Stated goal
Find the line that contains "Transcribe this image's". Repeat that line and all lines following it, exactly, through the end of the listing below.

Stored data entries
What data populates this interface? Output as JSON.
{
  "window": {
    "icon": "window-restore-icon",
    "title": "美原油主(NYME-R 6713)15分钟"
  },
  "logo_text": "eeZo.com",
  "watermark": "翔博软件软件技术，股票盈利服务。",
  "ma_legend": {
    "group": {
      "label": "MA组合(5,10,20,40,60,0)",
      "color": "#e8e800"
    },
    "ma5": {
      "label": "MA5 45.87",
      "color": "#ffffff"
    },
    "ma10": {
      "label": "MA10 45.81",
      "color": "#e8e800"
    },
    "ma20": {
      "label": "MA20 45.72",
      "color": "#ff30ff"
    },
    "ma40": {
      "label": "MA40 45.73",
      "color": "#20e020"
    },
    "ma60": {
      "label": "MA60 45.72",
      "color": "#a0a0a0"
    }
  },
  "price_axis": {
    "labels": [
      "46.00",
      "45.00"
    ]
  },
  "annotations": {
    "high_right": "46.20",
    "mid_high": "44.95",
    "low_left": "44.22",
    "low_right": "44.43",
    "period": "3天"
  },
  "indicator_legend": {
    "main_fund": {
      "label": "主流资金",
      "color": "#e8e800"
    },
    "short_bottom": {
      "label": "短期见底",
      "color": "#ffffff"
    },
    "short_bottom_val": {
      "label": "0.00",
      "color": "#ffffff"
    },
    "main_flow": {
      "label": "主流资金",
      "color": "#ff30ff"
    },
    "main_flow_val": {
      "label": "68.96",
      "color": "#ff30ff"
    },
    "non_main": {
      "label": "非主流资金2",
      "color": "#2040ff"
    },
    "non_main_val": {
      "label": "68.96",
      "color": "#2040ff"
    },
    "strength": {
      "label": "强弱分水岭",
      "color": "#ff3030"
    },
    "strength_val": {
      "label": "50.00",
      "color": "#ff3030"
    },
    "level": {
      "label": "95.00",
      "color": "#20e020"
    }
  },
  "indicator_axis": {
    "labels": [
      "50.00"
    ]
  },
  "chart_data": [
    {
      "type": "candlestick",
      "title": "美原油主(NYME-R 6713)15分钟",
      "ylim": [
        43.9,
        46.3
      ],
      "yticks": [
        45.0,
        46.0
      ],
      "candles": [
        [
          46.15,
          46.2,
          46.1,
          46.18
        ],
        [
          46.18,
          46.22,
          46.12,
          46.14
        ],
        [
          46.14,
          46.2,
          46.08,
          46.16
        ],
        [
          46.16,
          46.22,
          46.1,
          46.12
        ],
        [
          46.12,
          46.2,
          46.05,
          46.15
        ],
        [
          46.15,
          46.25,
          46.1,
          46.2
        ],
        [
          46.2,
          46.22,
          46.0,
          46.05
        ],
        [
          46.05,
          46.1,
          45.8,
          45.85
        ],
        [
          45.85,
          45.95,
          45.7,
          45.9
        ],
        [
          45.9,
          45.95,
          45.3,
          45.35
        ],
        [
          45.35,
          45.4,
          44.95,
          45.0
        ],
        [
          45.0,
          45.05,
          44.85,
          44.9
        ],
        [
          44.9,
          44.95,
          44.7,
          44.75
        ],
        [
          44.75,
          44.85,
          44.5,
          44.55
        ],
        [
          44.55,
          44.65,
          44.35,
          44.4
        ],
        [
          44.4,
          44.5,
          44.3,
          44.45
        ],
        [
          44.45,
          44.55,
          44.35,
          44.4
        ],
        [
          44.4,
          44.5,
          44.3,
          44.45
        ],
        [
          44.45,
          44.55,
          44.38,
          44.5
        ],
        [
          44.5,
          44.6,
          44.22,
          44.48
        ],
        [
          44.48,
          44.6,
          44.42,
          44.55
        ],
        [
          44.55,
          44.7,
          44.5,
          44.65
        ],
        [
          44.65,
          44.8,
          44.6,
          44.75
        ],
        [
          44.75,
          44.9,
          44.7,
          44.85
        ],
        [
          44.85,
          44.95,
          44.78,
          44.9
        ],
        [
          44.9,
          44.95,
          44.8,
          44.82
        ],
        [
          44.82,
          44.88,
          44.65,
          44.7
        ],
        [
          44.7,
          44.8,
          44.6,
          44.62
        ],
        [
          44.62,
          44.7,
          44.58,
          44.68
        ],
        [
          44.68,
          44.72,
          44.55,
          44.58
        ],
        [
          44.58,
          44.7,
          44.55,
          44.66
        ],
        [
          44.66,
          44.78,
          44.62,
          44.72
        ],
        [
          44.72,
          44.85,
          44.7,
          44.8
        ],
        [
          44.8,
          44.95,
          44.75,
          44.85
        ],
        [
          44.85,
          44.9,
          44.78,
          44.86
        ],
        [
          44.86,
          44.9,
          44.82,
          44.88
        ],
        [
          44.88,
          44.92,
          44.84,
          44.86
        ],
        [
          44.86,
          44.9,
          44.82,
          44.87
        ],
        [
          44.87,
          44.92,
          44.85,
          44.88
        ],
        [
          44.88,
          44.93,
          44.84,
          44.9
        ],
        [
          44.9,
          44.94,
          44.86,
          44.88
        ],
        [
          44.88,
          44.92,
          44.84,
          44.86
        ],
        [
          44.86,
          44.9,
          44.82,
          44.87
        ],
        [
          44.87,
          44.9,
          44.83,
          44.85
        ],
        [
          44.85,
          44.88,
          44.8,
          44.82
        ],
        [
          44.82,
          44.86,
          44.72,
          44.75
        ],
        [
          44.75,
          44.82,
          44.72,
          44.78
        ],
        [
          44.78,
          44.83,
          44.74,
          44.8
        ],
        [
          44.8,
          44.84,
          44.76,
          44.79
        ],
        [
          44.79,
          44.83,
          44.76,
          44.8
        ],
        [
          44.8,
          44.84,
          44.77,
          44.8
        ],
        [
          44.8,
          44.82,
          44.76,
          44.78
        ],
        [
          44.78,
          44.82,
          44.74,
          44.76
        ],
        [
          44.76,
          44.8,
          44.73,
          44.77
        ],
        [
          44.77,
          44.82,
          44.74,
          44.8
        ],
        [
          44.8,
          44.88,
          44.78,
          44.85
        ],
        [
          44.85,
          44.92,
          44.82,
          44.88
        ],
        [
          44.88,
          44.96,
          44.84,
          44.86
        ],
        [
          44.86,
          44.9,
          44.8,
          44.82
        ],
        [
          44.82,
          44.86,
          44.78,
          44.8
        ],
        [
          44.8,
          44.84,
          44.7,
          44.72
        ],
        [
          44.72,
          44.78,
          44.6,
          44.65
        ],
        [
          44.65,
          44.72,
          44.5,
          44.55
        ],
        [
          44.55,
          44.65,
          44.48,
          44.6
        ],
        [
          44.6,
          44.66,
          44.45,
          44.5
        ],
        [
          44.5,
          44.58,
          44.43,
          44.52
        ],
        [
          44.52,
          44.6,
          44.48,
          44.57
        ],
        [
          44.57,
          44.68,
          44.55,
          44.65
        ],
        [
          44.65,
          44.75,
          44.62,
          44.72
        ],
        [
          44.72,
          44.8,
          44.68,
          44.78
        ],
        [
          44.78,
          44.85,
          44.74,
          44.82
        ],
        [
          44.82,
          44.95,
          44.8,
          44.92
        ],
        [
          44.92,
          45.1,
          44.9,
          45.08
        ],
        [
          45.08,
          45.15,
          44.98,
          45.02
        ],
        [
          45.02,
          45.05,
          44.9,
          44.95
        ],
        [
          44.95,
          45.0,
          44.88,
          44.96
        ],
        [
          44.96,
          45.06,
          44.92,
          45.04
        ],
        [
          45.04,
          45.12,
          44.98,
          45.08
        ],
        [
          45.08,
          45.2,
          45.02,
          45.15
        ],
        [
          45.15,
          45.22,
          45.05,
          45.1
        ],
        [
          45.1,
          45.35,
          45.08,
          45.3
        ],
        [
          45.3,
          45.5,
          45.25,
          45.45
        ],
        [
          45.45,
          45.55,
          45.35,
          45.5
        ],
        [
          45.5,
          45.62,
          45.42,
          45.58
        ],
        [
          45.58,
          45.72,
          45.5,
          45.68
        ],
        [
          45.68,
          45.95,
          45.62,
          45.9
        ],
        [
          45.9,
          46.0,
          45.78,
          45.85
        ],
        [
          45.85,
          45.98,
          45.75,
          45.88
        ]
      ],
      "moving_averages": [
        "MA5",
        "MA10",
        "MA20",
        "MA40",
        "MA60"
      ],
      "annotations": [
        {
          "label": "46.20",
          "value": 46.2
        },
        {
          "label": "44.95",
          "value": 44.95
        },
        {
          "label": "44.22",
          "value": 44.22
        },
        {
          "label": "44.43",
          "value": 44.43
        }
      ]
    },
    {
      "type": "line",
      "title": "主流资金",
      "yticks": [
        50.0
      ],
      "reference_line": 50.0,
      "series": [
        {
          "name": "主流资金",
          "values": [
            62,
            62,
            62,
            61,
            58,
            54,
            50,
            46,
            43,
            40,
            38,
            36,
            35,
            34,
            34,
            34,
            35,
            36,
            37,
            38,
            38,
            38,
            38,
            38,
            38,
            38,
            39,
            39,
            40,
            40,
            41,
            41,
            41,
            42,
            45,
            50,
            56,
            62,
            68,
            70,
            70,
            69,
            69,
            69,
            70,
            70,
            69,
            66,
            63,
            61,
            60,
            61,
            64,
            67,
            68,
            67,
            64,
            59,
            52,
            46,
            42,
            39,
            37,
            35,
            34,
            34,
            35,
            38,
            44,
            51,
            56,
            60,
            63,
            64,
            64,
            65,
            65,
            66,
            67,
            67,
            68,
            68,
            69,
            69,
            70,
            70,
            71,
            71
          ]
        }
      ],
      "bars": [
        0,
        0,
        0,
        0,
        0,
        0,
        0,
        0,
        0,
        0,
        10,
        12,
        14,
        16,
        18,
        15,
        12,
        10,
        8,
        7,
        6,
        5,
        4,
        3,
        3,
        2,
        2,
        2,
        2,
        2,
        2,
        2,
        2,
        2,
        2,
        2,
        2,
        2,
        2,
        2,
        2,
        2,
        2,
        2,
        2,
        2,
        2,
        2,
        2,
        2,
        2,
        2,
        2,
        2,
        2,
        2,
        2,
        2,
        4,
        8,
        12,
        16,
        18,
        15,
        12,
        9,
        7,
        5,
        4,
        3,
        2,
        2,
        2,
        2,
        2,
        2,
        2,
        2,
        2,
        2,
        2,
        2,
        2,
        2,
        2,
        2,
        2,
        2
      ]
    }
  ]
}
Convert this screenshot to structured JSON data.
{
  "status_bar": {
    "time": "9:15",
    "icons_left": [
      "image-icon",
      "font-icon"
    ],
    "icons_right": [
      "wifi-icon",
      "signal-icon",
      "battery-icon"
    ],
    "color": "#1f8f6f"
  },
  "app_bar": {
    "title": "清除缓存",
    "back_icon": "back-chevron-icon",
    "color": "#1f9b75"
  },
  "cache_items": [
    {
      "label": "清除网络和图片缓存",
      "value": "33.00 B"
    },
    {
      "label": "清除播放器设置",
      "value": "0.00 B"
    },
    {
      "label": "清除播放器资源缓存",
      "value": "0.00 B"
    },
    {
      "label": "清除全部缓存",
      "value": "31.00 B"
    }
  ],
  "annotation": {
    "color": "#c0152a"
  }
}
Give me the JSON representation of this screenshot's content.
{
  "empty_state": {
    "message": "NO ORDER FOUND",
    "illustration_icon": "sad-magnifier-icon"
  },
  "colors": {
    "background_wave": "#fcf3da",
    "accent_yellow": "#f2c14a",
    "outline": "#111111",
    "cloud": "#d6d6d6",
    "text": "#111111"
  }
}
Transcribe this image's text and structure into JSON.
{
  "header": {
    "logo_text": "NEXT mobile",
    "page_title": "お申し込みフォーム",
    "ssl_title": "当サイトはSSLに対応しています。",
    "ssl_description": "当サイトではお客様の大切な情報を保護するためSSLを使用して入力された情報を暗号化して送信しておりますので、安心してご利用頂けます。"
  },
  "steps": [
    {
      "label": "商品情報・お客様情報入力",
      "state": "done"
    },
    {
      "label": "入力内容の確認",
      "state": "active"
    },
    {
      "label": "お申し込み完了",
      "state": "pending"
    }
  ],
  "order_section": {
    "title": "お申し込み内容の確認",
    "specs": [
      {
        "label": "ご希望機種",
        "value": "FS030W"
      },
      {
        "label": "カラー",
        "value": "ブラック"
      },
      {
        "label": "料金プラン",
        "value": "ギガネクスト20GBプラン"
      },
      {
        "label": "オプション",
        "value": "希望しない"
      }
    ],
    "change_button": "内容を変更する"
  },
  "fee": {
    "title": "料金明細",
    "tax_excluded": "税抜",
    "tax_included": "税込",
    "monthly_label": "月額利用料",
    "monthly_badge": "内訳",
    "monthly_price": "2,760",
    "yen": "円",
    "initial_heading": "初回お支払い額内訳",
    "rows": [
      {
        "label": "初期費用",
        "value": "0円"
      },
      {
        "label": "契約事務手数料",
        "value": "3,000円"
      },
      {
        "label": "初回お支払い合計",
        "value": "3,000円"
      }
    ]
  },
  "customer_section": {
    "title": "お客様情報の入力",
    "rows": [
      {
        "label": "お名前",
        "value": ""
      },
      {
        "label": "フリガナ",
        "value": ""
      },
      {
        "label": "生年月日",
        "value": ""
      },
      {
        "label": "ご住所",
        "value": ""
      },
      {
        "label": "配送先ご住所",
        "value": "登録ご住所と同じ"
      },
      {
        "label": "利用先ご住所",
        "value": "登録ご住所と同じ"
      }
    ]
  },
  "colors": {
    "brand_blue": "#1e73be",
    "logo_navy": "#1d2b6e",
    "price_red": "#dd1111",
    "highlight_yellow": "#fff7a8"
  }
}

Exercise solution
Transcribe this image's text and structure into JSON.
{
  "header": {
    "logo_text": "NEXT mobile",
    "page_title": "お申し込みフォーム",
    "ssl_title": "当サイトはSSLに対応しています。",
    "ssl_description": "当サイトではお客様の大切な情報を保護するためSSLを使用して入力された情報を暗号化して送信しておりますので、安心してご利用頂けます。"
  },
  "steps": [
    {
      "label": "商品情報・お客様情報入力",
      "state": "done"
    },
    {
      "label": "入力内容の確認",
      "state": "active"
    },
    {
      "label": "お申し込み完了",
      "state": "pending"
    }
  ],
  "order_section": {
    "title": "お申し込み内容の確認",
    "specs": [
      {
        "label": "ご希望機種",
        "value": "FS030W"
      },
      {
        "label": "カラー",
        "value": "ブラック"
      },
      {
        "label": "料金プラン",
        "value": "ギガネクスト20GBプラン"
      },
      {
        "label": "オプション",
        "value": "希望しない"
      }
    ],
    "change_button": "内容を変更する"
  },
  "fee": {
    "title": "料金明細",
    "tax_excluded": "税抜",
    "tax_included": "税込",
    "monthly_label": "月額利用料",
    "monthly_badge": "内訳",
    "monthly_price": "2,760",
    "yen": "円",
    "initial_heading": "初回お支払い額内訳",
    "rows": [
      {
        "label": "初期費用",
        "value": "0円"
      },
      {
        "label": "契約事務手数料",
        "value": "3,000円"
      },
      {
        "label": "初回お支払い合計",
        "value": "3,000円"
      }
    ]
  },
  "customer_section": {
    "title": "お客様情報の入力",
    "rows": [
      {
        "label": "お名前",
        "value": ""
      },
      {
        "label": "フリガナ",
        "value": ""
      },
      {
        "label": "生年月日",
        "value": ""
      },
      {
        "label": "ご住所",
        "value": ""
      },
      {
        "label": "配送先ご住所",
        "value": "登録ご住所と同じ"
      },
      {
        "label": "利用先ご住所",
        "value": "登録ご住所と同じ"
      }
    ]
  },
  "colors": {
    "brand_blue": "#1e73be",
    "logo_navy": "#1d2b6e",
    "price_red": "#dd1111",
    "highlight_yellow": "#fff7a8"
  }
}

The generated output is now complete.